◆ **Items from a dataset**:
○ ○ ○ ○

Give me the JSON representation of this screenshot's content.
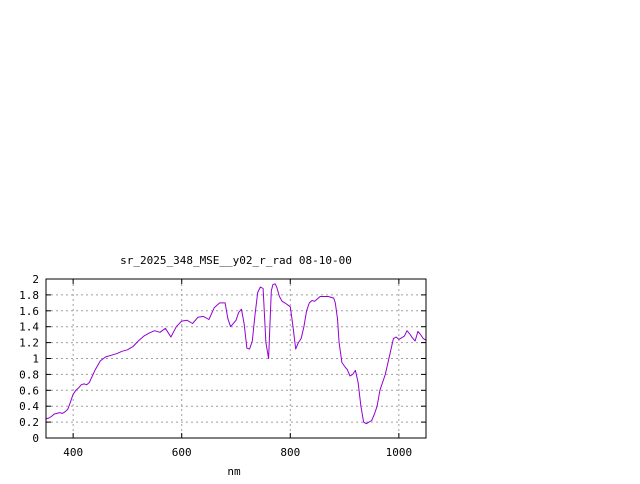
{
  "chart_data": {
    "type": "line",
    "title": "sr_2025_348_MSE__y02_r_rad 08-10-00",
    "xlabel": "nm",
    "ylabel": "",
    "xlim": [
      350,
      1050
    ],
    "ylim": [
      0,
      2
    ],
    "xticks": [
      400,
      600,
      800,
      1000
    ],
    "xtick_labels": [
      "400",
      "600",
      "800",
      "1000"
    ],
    "yticks": [
      0,
      0.2,
      0.4,
      0.6,
      0.8,
      1,
      1.2,
      1.4,
      1.6,
      1.8,
      2
    ],
    "ytick_labels": [
      "0",
      "0.2",
      "0.4",
      "0.6",
      "0.8",
      "1",
      "1.2",
      "1.4",
      "1.6",
      "1.8",
      "2"
    ],
    "grid": true,
    "line_color": "#9400d3",
    "series": [
      {
        "x": [
          350,
          355,
          360,
          365,
          370,
          375,
          380,
          385,
          390,
          395,
          400,
          405,
          410,
          415,
          420,
          425,
          430,
          440,
          450,
          460,
          470,
          480,
          490,
          500,
          510,
          520,
          530,
          540,
          550,
          560,
          570,
          580,
          590,
          600,
          610,
          620,
          630,
          640,
          650,
          660,
          670,
          680,
          685,
          690,
          700,
          705,
          710,
          715,
          720,
          725,
          730,
          735,
          740,
          745,
          750,
          755,
          760,
          765,
          768,
          772,
          775,
          780,
          785,
          790,
          800,
          805,
          810,
          815,
          820,
          825,
          830,
          835,
          840,
          845,
          850,
          855,
          860,
          870,
          880,
          883,
          887,
          890,
          895,
          900,
          905,
          910,
          915,
          920,
          925,
          930,
          935,
          940,
          945,
          950,
          955,
          960,
          965,
          970,
          975,
          980,
          985,
          990,
          995,
          1000,
          1005,
          1010,
          1015,
          1020,
          1025,
          1030,
          1035,
          1040,
          1045,
          1050
        ],
        "y": [
          0.24,
          0.25,
          0.27,
          0.3,
          0.31,
          0.32,
          0.31,
          0.33,
          0.36,
          0.45,
          0.55,
          0.6,
          0.63,
          0.67,
          0.68,
          0.67,
          0.7,
          0.85,
          0.97,
          1.02,
          1.04,
          1.06,
          1.09,
          1.11,
          1.15,
          1.22,
          1.28,
          1.32,
          1.35,
          1.33,
          1.38,
          1.27,
          1.4,
          1.47,
          1.48,
          1.44,
          1.52,
          1.53,
          1.49,
          1.64,
          1.7,
          1.7,
          1.5,
          1.4,
          1.48,
          1.58,
          1.62,
          1.44,
          1.13,
          1.12,
          1.22,
          1.55,
          1.83,
          1.9,
          1.88,
          1.2,
          1.0,
          1.85,
          1.93,
          1.94,
          1.9,
          1.78,
          1.72,
          1.7,
          1.65,
          1.4,
          1.12,
          1.2,
          1.25,
          1.4,
          1.6,
          1.7,
          1.73,
          1.72,
          1.75,
          1.78,
          1.78,
          1.78,
          1.76,
          1.7,
          1.5,
          1.2,
          0.95,
          0.9,
          0.86,
          0.78,
          0.8,
          0.85,
          0.7,
          0.4,
          0.2,
          0.18,
          0.2,
          0.22,
          0.3,
          0.4,
          0.6,
          0.7,
          0.8,
          0.95,
          1.1,
          1.25,
          1.27,
          1.24,
          1.26,
          1.28,
          1.35,
          1.31,
          1.26,
          1.22,
          1.34,
          1.3,
          1.25,
          1.23
        ]
      }
    ]
  }
}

○ ○ ○ ○

◆ **Directive**: Quote all the records verbatim, dropping any pictures from your copy.

◆ **Completed exercise**:
Give me the JSON representation of this screenshot's content.
{
  "chart_data": {
    "type": "line",
    "title": "sr_2025_348_MSE__y02_r_rad 08-10-00",
    "xlabel": "nm",
    "ylabel": "",
    "xlim": [
      350,
      1050
    ],
    "ylim": [
      0,
      2
    ],
    "xticks": [
      400,
      600,
      800,
      1000
    ],
    "xtick_labels": [
      "400",
      "600",
      "800",
      "1000"
    ],
    "yticks": [
      0,
      0.2,
      0.4,
      0.6,
      0.8,
      1,
      1.2,
      1.4,
      1.6,
      1.8,
      2
    ],
    "ytick_labels": [
      "0",
      "0.2",
      "0.4",
      "0.6",
      "0.8",
      "1",
      "1.2",
      "1.4",
      "1.6",
      "1.8",
      "2"
    ],
    "grid": true,
    "line_color": "#9400d3",
    "series": [
      {
        "x": [
          350,
          355,
          360,
          365,
          370,
          375,
          380,
          385,
          390,
          395,
          400,
          405,
          410,
          415,
          420,
          425,
          430,
          440,
          450,
          460,
          470,
          480,
          490,
          500,
          510,
          520,
          530,
          540,
          550,
          560,
          570,
          580,
          590,
          600,
          610,
          620,
          630,
          640,
          650,
          660,
          670,
          680,
          685,
          690,
          700,
          705,
          710,
          715,
          720,
          725,
          730,
          735,
          740,
          745,
          750,
          755,
          760,
          765,
          768,
          772,
          775,
          780,
          785,
          790,
          800,
          805,
          810,
          815,
          820,
          825,
          830,
          835,
          840,
          845,
          850,
          855,
          860,
          870,
          880,
          883,
          887,
          890,
          895,
          900,
          905,
          910,
          915,
          920,
          925,
          930,
          935,
          940,
          945,
          950,
          955,
          960,
          965,
          970,
          975,
          980,
          985,
          990,
          995,
          1000,
          1005,
          1010,
          1015,
          1020,
          1025,
          1030,
          1035,
          1040,
          1045,
          1050
        ],
        "y": [
          0.24,
          0.25,
          0.27,
          0.3,
          0.31,
          0.32,
          0.31,
          0.33,
          0.36,
          0.45,
          0.55,
          0.6,
          0.63,
          0.67,
          0.68,
          0.67,
          0.7,
          0.85,
          0.97,
          1.02,
          1.04,
          1.06,
          1.09,
          1.11,
          1.15,
          1.22,
          1.28,
          1.32,
          1.35,
          1.33,
          1.38,
          1.27,
          1.4,
          1.47,
          1.48,
          1.44,
          1.52,
          1.53,
          1.49,
          1.64,
          1.7,
          1.7,
          1.5,
          1.4,
          1.48,
          1.58,
          1.62,
          1.44,
          1.13,
          1.12,
          1.22,
          1.55,
          1.83,
          1.9,
          1.88,
          1.2,
          1.0,
          1.85,
          1.93,
          1.94,
          1.9,
          1.78,
          1.72,
          1.7,
          1.65,
          1.4,
          1.12,
          1.2,
          1.25,
          1.4,
          1.6,
          1.7,
          1.73,
          1.72,
          1.75,
          1.78,
          1.78,
          1.78,
          1.76,
          1.7,
          1.5,
          1.2,
          0.95,
          0.9,
          0.86,
          0.78,
          0.8,
          0.85,
          0.7,
          0.4,
          0.2,
          0.18,
          0.2,
          0.22,
          0.3,
          0.4,
          0.6,
          0.7,
          0.8,
          0.95,
          1.1,
          1.25,
          1.27,
          1.24,
          1.26,
          1.28,
          1.35,
          1.31,
          1.26,
          1.22,
          1.34,
          1.3,
          1.25,
          1.23
        ]
      }
    ]
  }
}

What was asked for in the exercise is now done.